OBJECTIVE:
Output the full listing below exactly as it reads, and skip anything that is a picture.

DATASET EXTRACT:
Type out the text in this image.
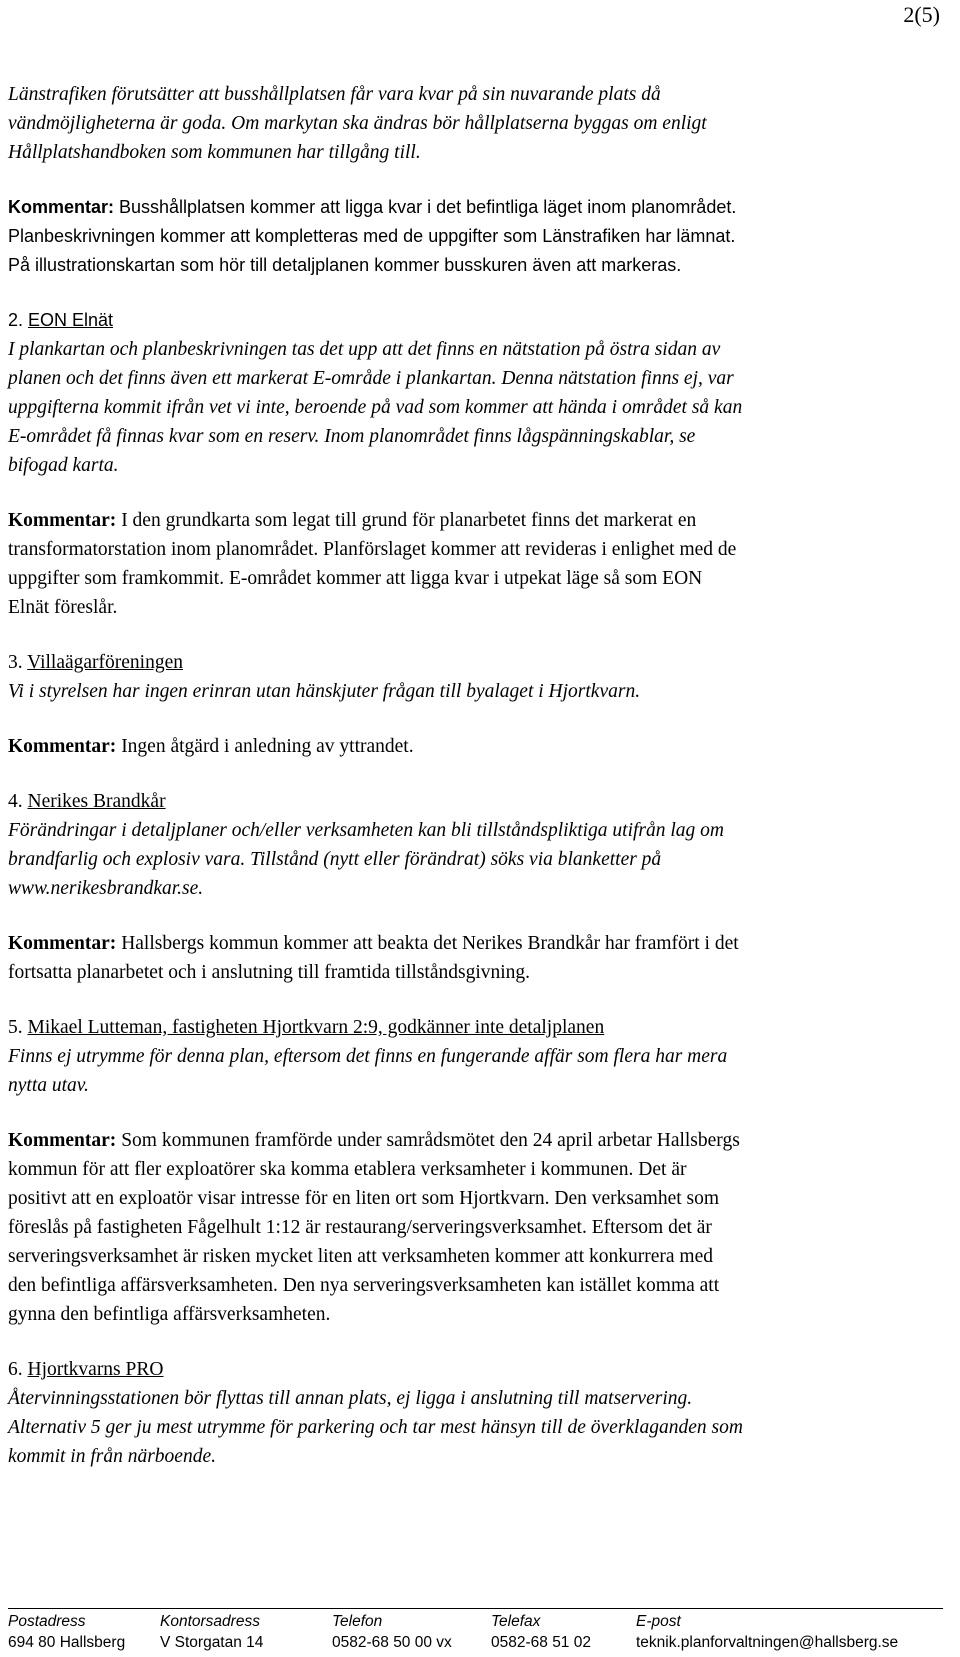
2(5)

Länstrafiken förutsätter att busshållplatsen får vara kvar på sin nuvarande plats då

vändmöjligheterna är goda. Om markytan ska ändras bör hållplatserna byggas om enligt

Hållplatshandboken som kommunen har tillgång till.

Kommentar: Busshållplatsen kommer att ligga kvar i det befintliga läget inom planområdet.

Planbeskrivningen kommer att kompletteras med de uppgifter som Länstrafiken har lämnat.

På illustrationskartan som hör till detaljplanen kommer busskuren även att markeras.

2. EON Elnät

I plankartan och planbeskrivningen tas det upp att det finns en nätstation på östra sidan av

planen och det finns även ett markerat E-område i plankartan. Denna nätstation finns ej, var

uppgifterna kommit ifrån vet vi inte, beroende på vad som kommer att hända i området så kan

E-området få finnas kvar som en reserv. Inom planområdet finns lågspänningskablar, se

bifogad karta.

Kommentar: I den grundkarta som legat till grund för planarbetet finns det markerat en

transformatorstation inom planområdet. Planförslaget kommer att revideras i enlighet med de

uppgifter som framkommit. E-området kommer att ligga kvar i utpekat läge så som EON

Elnät föreslår.

3. Villaägarföreningen

Vi i styrelsen har ingen erinran utan hänskjuter frågan till byalaget i Hjortkvarn.

Kommentar: Ingen åtgärd i anledning av yttrandet.

4. Nerikes Brandkår

Förändringar i detaljplaner och/eller verksamheten kan bli tillståndspliktiga utifrån lag om

brandfarlig och explosiv vara. Tillstånd (nytt eller förändrat) söks via blanketter på

www.nerikesbrandkar.se.

Kommentar: Hallsbergs kommun kommer att beakta det Nerikes Brandkår har framfört i det

fortsatta planarbetet och i anslutning till framtida tillståndsgivning.

5. Mikael Lutteman, fastigheten Hjortkvarn 2:9, godkänner inte detaljplanen

Finns ej utrymme för denna plan, eftersom det finns en fungerande affär som flera har mera

nytta utav.

Kommentar: Som kommunen framförde under samrådsmötet den 24 april arbetar Hallsbergs

kommun för att fler exploatörer ska komma etablera verksamheter i kommunen. Det är

positivt att en exploatör visar intresse för en liten ort som Hjortkvarn. Den verksamhet som

föreslås på fastigheten Fågelhult 1:12 är restaurang/serveringsverksamhet. Eftersom det är

serveringsverksamhet är risken mycket liten att verksamheten kommer att konkurrera med

den befintliga affärsverksamheten. Den nya serveringsverksamheten kan istället komma att

gynna den befintliga affärsverksamheten.

6. Hjortkvarns PRO

Återvinningsstationen bör flyttas till annan plats, ej ligga i anslutning till matservering.

Alternativ 5 ger ju mest utrymme för parkering och tar mest hänsyn till de överklaganden som

kommit in från närboende.

Postadress
694 80 Hallsberg
Kontorsadress
V Storgatan 14
Telefon
0582-68 50 00 vx
Telefax
0582-68 51 02
E-post
teknik.planforvaltningen@hallsberg.se
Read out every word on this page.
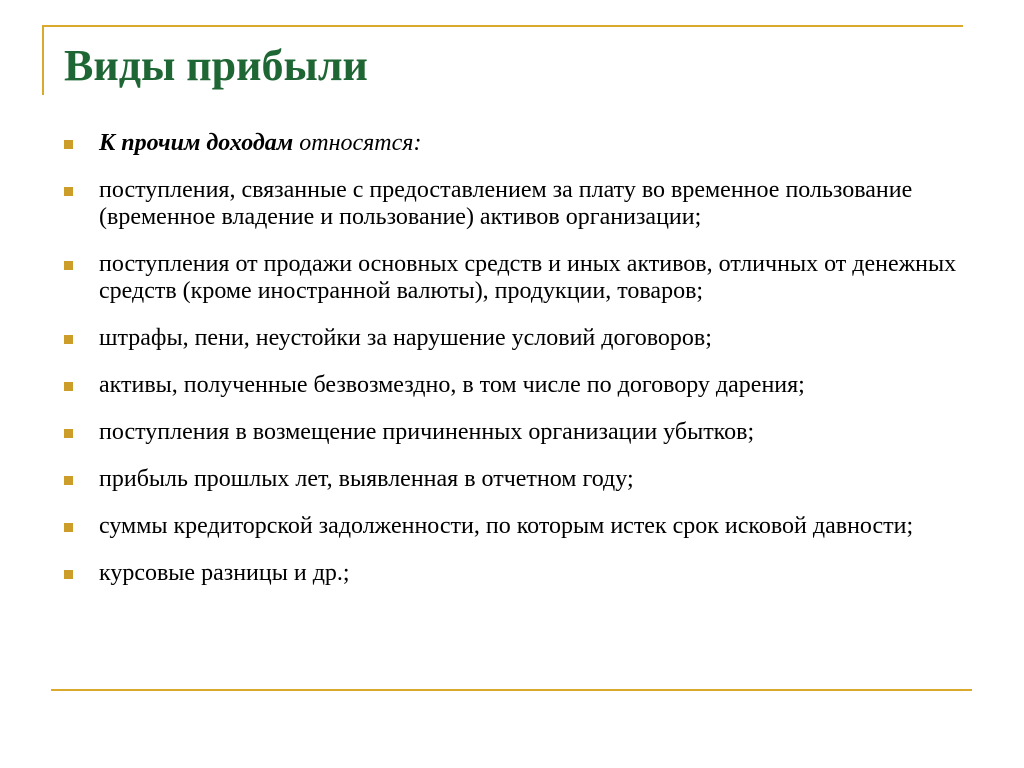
Виды прибыли
К прочим доходам относятся:
поступления, связанные с предоставлением за плату во временное пользование (временное владение и пользование) активов организации;
поступления от продажи основных средств и иных активов, отличных от денежных средств (кроме иностранной валюты), продукции, товаров;
штрафы, пени, неустойки за нарушение условий договоров;
активы, полученные безвозмездно, в том числе по договору дарения;
поступления в возмещение причиненных организации убытков;
прибыль прошлых лет, выявленная в отчетном году;
суммы кредиторской задолженности, по которым истек срок исковой давности;
курсовые разницы и др.;
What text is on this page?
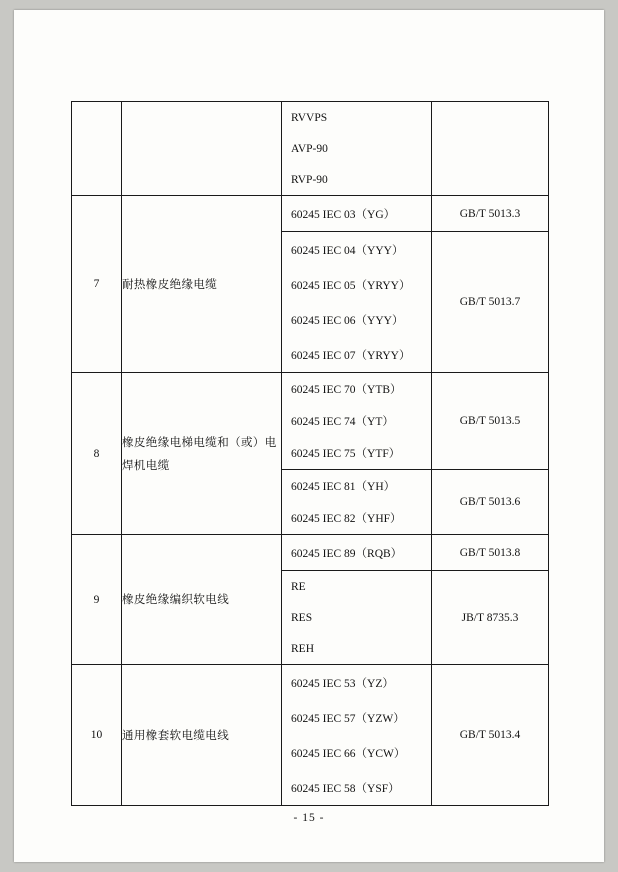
		RVVPS
AVP-90
RVP-90	

7	耐热橡皮绝缘电缆	60245 IEC 03（YG）	GB/T 5013.3

		60245 IEC 04（YYY）
60245 IEC 05（YRYY）
60245 IEC 06（YYY）
60245 IEC 07（YRYY）	GB/T 5013.7
8	橡皮绝缘电梯电缆和（或）电焊机电缆	60245 IEC 70（YTB）
60245 IEC 74（YT）
60245 IEC 75（YTF）	GB/T 5013.5

		60245 IEC 81（YH）
60245 IEC 82（YHF）	GB/T 5013.6
9	橡皮绝缘编织软电线	60245 IEC 89（RQB）	GB/T 5013.8

		RE
RES
REH	JB/T 8735.3
10	通用橡套软电缆电线	60245 IEC 53（YZ）
60245 IEC 57（YZW）
60245 IEC 66（YCW）
60245 IEC 58（YSF）	GB/T 5013.4
- 15 -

SOLUTION:
Type out the text in this image.
2(5)

Länstrafiken förutsätter att busshållplatsen får vara kvar på sin nuvarande plats då

vändmöjligheterna är goda. Om markytan ska ändras bör hållplatserna byggas om enligt

Hållplatshandboken som kommunen har tillgång till.

Kommentar: Busshållplatsen kommer att ligga kvar i det befintliga läget inom planområdet.

Planbeskrivningen kommer att kompletteras med de uppgifter som Länstrafiken har lämnat.

På illustrationskartan som hör till detaljplanen kommer busskuren även att markeras.

2. EON Elnät

I plankartan och planbeskrivningen tas det upp att det finns en nätstation på östra sidan av

planen och det finns även ett markerat E-område i plankartan. Denna nätstation finns ej, var

uppgifterna kommit ifrån vet vi inte, beroende på vad som kommer att hända i området så kan

E-området få finnas kvar som en reserv. Inom planområdet finns lågspänningskablar, se

bifogad karta.

Kommentar: I den grundkarta som legat till grund för planarbetet finns det markerat en

transformatorstation inom planområdet. Planförslaget kommer att revideras i enlighet med de

uppgifter som framkommit. E-området kommer att ligga kvar i utpekat läge så som EON

Elnät föreslår.

3. Villaägarföreningen

Vi i styrelsen har ingen erinran utan hänskjuter frågan till byalaget i Hjortkvarn.

Kommentar: Ingen åtgärd i anledning av yttrandet.

4. Nerikes Brandkår

Förändringar i detaljplaner och/eller verksamheten kan bli tillståndspliktiga utifrån lag om

brandfarlig och explosiv vara. Tillstånd (nytt eller förändrat) söks via blanketter på

www.nerikesbrandkar.se.

Kommentar: Hallsbergs kommun kommer att beakta det Nerikes Brandkår har framfört i det

fortsatta planarbetet och i anslutning till framtida tillståndsgivning.

5. Mikael Lutteman, fastigheten Hjortkvarn 2:9, godkänner inte detaljplanen

Finns ej utrymme för denna plan, eftersom det finns en fungerande affär som flera har mera

nytta utav.

Kommentar: Som kommunen framförde under samrådsmötet den 24 april arbetar Hallsbergs

kommun för att fler exploatörer ska komma etablera verksamheter i kommunen. Det är

positivt att en exploatör visar intresse för en liten ort som Hjortkvarn. Den verksamhet som

föreslås på fastigheten Fågelhult 1:12 är restaurang/serveringsverksamhet. Eftersom det är

serveringsverksamhet är risken mycket liten att verksamheten kommer att konkurrera med

den befintliga affärsverksamheten. Den nya serveringsverksamheten kan istället komma att

gynna den befintliga affärsverksamheten.

6. Hjortkvarns PRO

Återvinningsstationen bör flyttas till annan plats, ej ligga i anslutning till matservering.

Alternativ 5 ger ju mest utrymme för parkering och tar mest hänsyn till de överklaganden som

kommit in från närboende.

Postadress
694 80 Hallsberg
Kontorsadress
V Storgatan 14
Telefon
0582-68 50 00 vx
Telefax
0582-68 51 02
E-post
teknik.planforvaltningen@hallsberg.se
Read out every word on this page.
Виды прибыли
К прочим доходам относятся:
поступления, связанные с предоставлением за плату во временное пользование (временное владение и пользование) активов организации;
поступления от продажи основных средств и иных активов, отличных от денежных средств (кроме иностранной валюты), продукции, товаров;
штрафы, пени, неустойки за нарушение условий договоров;
активы, полученные безвозмездно, в том числе по договору дарения;
поступления в возмещение причиненных организации убытков;
прибыль прошлых лет, выявленная в отчетном году;
суммы кредиторской задолженности, по которым истек срок исковой давности;
курсовые разницы и др.;
What text is on this page?
		RVVPS
AVP-90
RVP-90	

7	耐热橡皮绝缘电缆	60245 IEC 03（YG）	GB/T 5013.3

		60245 IEC 04（YYY）
60245 IEC 05（YRYY）
60245 IEC 06（YYY）
60245 IEC 07（YRYY）	GB/T 5013.7
8	橡皮绝缘电梯电缆和（或）电焊机电缆	60245 IEC 70（YTB）
60245 IEC 74（YT）
60245 IEC 75（YTF）	GB/T 5013.5

		60245 IEC 81（YH）
60245 IEC 82（YHF）	GB/T 5013.6
9	橡皮绝缘编织软电线	60245 IEC 89（RQB）	GB/T 5013.8

		RE
RES
REH	JB/T 8735.3
10	通用橡套软电缆电线	60245 IEC 53（YZ）
60245 IEC 57（YZW）
60245 IEC 66（YCW）
60245 IEC 58（YSF）	GB/T 5013.4
- 15 -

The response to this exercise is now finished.